→ What this task involves: Which lines hold the string "上单调递增"? Copy every one of them.

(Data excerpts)
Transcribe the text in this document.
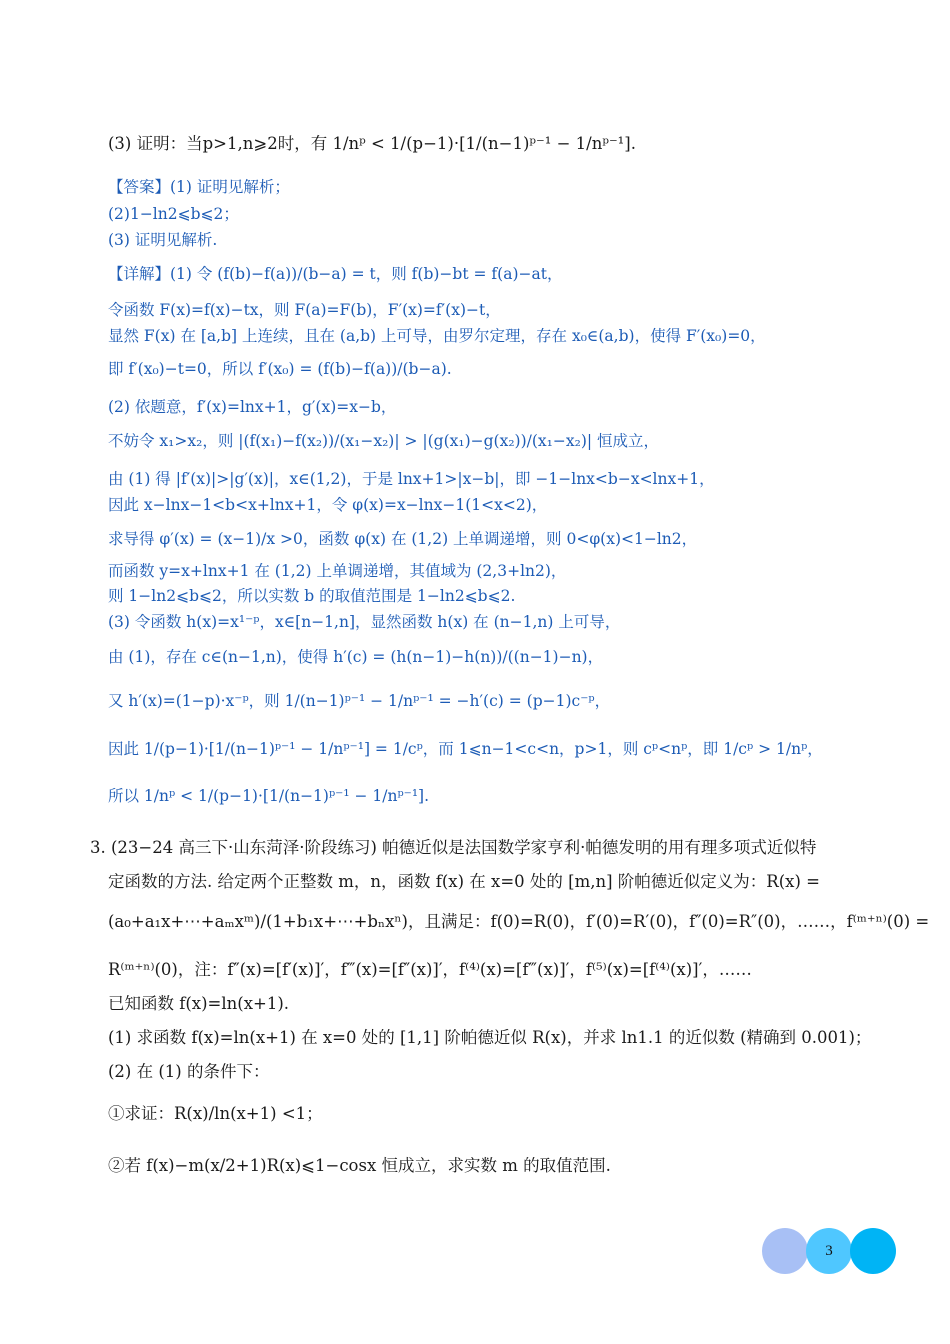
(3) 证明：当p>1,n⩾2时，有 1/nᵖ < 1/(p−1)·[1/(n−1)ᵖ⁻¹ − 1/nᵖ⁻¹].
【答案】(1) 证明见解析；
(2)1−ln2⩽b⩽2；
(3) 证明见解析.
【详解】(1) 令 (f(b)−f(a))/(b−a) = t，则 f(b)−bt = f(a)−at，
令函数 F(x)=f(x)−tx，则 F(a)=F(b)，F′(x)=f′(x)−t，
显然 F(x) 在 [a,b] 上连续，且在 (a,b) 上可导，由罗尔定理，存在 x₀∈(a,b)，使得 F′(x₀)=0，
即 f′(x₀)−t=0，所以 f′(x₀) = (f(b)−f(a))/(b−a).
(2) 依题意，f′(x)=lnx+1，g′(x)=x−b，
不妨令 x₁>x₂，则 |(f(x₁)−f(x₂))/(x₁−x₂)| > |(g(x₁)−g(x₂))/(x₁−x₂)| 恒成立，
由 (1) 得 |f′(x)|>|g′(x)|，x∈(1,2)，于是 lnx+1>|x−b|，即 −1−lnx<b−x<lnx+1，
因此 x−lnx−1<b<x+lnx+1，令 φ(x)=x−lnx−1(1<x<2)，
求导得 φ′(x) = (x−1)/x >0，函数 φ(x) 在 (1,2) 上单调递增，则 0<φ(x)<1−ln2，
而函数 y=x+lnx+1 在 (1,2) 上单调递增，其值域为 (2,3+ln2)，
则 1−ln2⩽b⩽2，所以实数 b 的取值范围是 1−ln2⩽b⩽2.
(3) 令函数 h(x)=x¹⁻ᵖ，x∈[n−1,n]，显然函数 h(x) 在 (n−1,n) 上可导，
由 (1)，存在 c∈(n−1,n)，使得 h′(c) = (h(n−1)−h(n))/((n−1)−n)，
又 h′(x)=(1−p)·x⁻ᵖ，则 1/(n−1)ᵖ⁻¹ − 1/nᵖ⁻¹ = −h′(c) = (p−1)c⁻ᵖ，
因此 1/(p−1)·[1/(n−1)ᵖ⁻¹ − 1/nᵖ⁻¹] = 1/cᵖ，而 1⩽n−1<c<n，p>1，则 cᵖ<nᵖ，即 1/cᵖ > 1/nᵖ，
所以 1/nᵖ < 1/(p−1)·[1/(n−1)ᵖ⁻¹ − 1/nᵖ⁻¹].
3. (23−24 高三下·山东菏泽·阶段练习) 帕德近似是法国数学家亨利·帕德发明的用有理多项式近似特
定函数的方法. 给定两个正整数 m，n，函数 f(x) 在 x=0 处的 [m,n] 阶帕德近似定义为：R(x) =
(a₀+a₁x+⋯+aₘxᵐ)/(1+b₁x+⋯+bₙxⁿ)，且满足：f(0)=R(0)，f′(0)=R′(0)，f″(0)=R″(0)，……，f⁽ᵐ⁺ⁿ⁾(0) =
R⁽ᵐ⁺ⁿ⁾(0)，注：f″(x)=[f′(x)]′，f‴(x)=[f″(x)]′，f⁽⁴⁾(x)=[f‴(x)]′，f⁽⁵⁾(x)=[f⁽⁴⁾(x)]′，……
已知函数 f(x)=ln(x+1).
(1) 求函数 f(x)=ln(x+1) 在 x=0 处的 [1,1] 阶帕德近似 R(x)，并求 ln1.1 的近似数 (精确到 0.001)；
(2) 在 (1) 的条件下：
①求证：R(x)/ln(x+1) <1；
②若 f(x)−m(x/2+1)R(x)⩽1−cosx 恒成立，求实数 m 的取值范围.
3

--

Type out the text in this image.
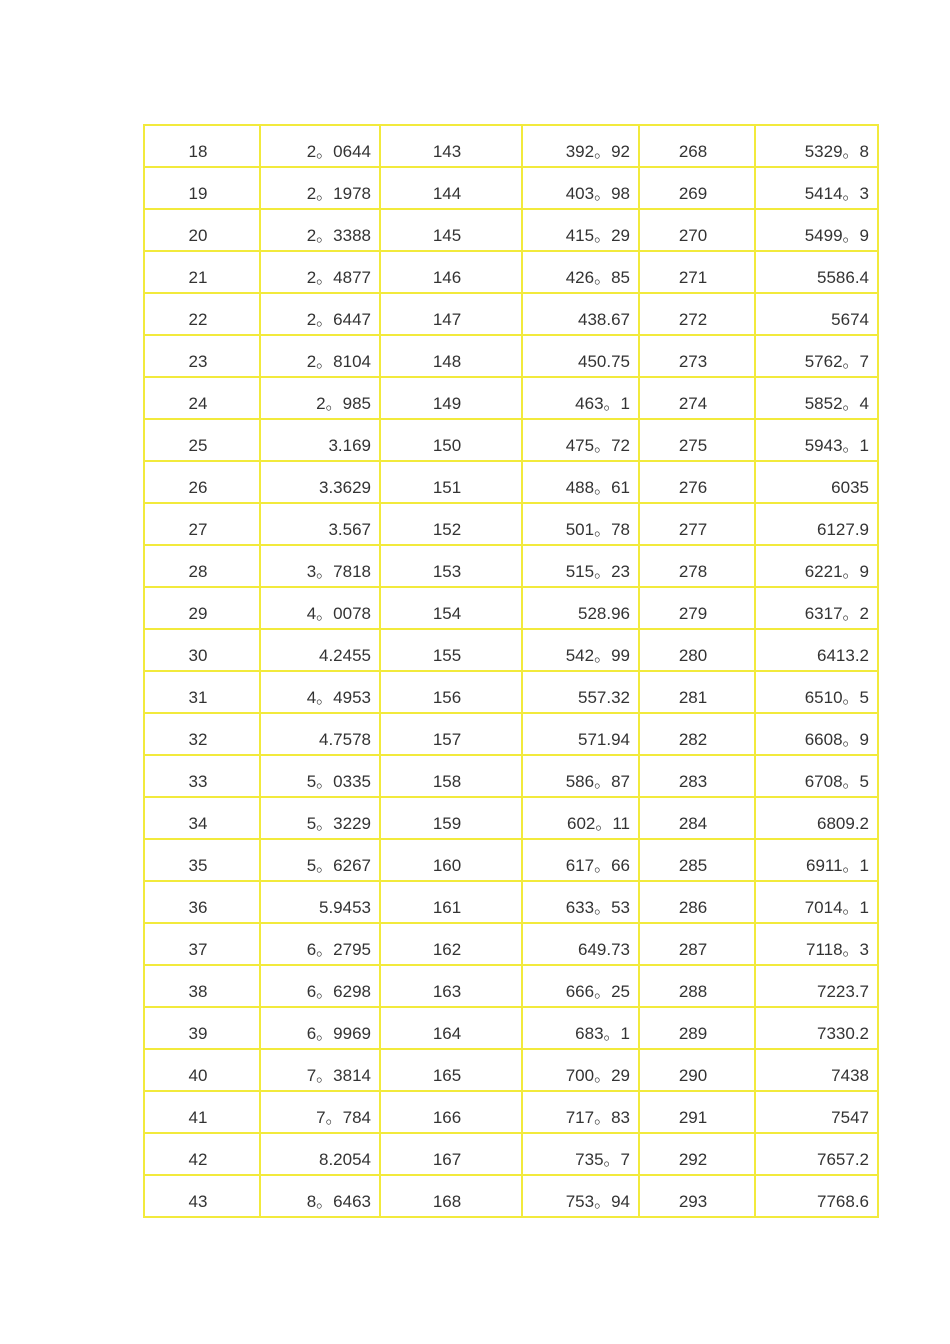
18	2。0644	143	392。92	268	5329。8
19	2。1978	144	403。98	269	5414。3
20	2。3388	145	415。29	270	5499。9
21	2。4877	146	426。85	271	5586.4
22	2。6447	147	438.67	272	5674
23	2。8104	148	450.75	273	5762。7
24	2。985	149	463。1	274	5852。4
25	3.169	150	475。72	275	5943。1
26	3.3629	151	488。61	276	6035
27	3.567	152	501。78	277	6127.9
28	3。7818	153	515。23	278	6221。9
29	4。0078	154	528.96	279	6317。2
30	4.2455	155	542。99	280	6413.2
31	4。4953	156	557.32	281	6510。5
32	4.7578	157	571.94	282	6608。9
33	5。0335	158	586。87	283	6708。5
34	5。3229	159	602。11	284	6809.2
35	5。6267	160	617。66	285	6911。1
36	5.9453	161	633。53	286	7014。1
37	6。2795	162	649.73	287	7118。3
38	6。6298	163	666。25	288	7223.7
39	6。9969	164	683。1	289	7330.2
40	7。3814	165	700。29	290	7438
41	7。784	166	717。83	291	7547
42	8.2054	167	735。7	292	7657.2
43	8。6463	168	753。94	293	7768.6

→ Result of the exercise:
求导得 φ′(x) = (x−1)/x >0，函数 φ(x) 在 (1,2) 上单调递增，则 0<φ(x)<1−ln2，
而函数 y=x+lnx+1 在 (1,2) 上单调递增，其值域为 (2,3+ln2)，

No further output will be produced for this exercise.